Stored data entries:
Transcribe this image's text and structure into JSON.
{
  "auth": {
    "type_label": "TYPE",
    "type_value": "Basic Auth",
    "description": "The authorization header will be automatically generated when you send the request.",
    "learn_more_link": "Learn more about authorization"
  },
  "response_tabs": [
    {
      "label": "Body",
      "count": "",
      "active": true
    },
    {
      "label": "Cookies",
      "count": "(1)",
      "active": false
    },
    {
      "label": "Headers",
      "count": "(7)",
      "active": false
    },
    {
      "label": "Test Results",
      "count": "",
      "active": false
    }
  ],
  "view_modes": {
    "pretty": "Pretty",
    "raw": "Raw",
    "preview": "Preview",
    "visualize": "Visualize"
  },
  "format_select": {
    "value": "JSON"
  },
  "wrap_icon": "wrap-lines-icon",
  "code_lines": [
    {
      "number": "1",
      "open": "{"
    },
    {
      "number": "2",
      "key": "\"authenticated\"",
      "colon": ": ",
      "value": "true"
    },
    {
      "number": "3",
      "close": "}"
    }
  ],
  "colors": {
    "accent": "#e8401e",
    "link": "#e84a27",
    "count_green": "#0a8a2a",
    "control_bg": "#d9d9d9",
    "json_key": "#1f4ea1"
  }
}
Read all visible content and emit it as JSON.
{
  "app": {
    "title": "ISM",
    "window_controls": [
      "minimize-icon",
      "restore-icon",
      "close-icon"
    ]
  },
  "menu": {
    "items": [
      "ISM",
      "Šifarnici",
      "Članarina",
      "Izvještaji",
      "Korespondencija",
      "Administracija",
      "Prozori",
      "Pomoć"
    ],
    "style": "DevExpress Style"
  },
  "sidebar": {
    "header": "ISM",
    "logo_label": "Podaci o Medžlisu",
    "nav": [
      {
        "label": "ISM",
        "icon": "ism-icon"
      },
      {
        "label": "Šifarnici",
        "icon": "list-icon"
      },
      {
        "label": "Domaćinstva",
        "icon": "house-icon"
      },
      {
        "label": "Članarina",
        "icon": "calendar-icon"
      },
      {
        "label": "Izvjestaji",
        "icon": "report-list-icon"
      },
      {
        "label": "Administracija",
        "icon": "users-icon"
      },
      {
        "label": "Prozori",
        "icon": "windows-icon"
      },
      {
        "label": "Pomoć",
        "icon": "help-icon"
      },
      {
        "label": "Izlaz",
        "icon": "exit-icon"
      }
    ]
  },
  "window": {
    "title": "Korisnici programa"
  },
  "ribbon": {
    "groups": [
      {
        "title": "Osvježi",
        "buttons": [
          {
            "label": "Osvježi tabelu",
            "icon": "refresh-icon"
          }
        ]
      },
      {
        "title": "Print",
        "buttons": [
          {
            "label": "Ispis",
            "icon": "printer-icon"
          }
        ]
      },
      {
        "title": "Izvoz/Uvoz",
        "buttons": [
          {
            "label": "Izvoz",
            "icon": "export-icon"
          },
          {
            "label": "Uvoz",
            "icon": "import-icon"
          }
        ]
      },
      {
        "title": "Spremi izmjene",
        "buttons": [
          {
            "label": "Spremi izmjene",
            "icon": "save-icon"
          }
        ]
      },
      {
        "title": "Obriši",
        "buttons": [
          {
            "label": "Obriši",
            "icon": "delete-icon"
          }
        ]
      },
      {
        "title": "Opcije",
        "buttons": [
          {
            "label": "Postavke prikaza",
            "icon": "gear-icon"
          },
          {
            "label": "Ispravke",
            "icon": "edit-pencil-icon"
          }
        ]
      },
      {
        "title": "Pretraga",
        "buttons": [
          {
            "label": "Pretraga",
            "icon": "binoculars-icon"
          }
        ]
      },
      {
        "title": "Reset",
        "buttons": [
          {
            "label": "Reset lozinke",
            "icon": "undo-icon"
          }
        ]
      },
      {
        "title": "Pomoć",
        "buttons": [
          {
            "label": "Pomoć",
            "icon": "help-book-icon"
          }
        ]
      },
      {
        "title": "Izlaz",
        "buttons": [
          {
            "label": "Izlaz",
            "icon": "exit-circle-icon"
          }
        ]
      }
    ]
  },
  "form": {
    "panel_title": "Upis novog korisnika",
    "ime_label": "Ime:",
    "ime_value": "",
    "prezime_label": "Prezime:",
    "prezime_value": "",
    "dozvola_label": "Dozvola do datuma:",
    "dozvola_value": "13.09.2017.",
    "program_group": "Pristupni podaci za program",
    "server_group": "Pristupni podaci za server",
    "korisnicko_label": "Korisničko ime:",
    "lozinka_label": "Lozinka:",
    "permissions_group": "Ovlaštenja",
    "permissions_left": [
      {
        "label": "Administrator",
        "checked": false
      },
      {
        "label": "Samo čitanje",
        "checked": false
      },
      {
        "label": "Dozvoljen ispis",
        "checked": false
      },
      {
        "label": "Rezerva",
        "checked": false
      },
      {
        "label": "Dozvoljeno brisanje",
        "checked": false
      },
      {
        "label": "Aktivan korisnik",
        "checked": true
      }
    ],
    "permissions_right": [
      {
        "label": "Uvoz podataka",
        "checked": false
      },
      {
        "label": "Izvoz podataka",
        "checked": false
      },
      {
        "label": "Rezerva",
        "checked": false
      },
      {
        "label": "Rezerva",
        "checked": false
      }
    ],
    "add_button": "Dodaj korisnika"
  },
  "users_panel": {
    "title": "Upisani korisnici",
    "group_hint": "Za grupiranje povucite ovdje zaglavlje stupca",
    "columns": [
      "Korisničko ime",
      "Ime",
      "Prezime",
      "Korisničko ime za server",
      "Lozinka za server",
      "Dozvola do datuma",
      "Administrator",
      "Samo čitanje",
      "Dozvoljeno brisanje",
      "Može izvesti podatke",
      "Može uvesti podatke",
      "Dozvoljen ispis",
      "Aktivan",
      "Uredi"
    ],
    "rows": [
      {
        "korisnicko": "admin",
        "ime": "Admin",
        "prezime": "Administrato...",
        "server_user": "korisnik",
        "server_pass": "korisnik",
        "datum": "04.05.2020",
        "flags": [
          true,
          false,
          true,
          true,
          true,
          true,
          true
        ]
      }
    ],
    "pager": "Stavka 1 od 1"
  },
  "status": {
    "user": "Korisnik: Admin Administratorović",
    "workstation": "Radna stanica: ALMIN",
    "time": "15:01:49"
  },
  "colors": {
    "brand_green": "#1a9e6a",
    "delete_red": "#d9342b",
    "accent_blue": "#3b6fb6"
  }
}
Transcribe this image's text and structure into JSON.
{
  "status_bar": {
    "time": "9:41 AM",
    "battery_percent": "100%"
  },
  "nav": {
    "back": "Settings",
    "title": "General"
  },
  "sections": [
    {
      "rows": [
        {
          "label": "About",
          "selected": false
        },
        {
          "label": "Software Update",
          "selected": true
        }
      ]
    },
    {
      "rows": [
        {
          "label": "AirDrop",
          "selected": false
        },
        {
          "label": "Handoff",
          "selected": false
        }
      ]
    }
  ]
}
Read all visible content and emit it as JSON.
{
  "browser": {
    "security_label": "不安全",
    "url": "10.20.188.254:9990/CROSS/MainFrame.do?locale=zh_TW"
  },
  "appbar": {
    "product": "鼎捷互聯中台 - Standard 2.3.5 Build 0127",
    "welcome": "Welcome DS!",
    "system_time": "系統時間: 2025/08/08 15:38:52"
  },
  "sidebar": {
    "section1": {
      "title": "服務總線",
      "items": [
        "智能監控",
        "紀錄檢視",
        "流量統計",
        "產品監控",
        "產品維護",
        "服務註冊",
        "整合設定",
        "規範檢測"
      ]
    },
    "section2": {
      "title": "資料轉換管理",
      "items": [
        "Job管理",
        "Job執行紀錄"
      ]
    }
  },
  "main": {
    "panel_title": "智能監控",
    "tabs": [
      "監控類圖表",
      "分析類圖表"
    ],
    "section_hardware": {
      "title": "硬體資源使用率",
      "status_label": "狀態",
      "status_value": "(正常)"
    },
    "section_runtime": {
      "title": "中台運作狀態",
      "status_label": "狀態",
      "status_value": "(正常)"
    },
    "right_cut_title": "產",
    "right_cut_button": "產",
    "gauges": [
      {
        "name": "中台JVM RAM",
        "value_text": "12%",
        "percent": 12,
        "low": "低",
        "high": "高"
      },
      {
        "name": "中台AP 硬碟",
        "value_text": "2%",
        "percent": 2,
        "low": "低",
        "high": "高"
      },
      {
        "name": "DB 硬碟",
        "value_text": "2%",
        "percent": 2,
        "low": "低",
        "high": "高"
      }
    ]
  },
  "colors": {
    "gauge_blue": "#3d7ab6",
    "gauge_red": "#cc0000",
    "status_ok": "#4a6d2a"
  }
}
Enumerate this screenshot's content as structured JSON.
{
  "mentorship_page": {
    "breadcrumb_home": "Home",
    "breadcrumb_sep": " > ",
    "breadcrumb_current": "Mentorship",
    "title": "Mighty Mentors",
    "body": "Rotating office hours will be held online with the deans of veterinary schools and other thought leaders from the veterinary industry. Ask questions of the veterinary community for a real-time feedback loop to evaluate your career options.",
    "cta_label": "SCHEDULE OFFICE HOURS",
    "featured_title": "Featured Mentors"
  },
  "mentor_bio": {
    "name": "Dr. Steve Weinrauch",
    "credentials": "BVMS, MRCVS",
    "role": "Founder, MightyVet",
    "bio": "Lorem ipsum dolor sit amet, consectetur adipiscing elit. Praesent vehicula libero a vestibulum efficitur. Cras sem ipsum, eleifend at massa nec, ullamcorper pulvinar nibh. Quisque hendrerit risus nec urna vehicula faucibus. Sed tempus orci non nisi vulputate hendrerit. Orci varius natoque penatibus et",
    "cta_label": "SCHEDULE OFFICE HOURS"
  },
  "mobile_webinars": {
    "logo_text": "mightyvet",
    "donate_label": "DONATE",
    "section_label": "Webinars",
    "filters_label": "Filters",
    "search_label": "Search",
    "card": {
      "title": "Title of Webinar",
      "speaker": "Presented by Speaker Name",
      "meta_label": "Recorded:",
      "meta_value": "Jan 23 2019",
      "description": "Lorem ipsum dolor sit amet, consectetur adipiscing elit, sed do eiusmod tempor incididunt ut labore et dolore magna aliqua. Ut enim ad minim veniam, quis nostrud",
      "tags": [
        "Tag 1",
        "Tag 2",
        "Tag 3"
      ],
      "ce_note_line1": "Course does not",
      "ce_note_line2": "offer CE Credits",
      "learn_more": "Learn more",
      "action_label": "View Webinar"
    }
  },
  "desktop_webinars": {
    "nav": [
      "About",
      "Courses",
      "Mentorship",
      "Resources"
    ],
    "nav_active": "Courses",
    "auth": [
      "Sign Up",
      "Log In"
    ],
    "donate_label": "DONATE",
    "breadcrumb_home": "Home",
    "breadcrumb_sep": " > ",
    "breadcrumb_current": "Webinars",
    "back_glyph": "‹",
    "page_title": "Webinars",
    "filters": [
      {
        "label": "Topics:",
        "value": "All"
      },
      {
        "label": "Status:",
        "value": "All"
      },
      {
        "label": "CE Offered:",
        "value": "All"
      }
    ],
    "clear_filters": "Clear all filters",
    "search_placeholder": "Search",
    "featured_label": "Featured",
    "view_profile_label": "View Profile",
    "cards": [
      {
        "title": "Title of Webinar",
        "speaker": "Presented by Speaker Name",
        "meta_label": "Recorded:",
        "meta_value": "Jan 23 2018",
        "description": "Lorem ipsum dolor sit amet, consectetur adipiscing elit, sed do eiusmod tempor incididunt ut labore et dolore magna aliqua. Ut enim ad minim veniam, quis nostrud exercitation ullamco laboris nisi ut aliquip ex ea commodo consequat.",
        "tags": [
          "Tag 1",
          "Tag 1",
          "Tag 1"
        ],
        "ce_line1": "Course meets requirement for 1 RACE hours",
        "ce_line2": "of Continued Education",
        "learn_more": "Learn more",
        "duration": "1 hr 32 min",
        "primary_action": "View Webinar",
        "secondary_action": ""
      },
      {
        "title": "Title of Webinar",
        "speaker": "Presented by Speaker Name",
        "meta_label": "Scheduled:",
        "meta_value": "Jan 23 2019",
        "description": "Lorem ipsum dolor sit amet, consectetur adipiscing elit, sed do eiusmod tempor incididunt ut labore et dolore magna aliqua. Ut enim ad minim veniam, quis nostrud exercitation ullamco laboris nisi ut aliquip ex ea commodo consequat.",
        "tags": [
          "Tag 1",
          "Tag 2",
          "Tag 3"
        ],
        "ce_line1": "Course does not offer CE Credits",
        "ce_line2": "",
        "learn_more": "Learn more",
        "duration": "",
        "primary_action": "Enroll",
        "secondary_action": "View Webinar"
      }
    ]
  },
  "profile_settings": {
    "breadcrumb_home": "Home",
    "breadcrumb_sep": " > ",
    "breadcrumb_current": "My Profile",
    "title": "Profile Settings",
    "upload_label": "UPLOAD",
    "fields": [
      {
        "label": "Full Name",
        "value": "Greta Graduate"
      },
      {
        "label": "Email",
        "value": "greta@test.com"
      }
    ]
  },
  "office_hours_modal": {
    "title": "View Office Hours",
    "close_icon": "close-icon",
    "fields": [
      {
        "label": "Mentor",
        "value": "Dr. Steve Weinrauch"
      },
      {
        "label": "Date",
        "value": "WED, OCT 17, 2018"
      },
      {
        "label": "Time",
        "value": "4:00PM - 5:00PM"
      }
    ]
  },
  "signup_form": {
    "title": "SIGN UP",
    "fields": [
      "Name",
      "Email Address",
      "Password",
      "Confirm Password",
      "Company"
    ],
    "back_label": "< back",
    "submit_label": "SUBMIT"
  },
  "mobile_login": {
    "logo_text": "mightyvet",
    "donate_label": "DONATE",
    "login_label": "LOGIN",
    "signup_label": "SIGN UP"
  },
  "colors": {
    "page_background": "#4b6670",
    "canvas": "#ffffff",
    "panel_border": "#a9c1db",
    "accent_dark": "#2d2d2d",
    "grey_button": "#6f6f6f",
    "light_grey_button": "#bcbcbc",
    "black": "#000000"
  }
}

WRITTEN TASK ->
Reproduce each line from the records that contains the word "Weinrauch".

FINISHED EXERCISE ->
    "name": "Dr. Steve Weinrauch",
        "value": "Dr. Steve Weinrauch"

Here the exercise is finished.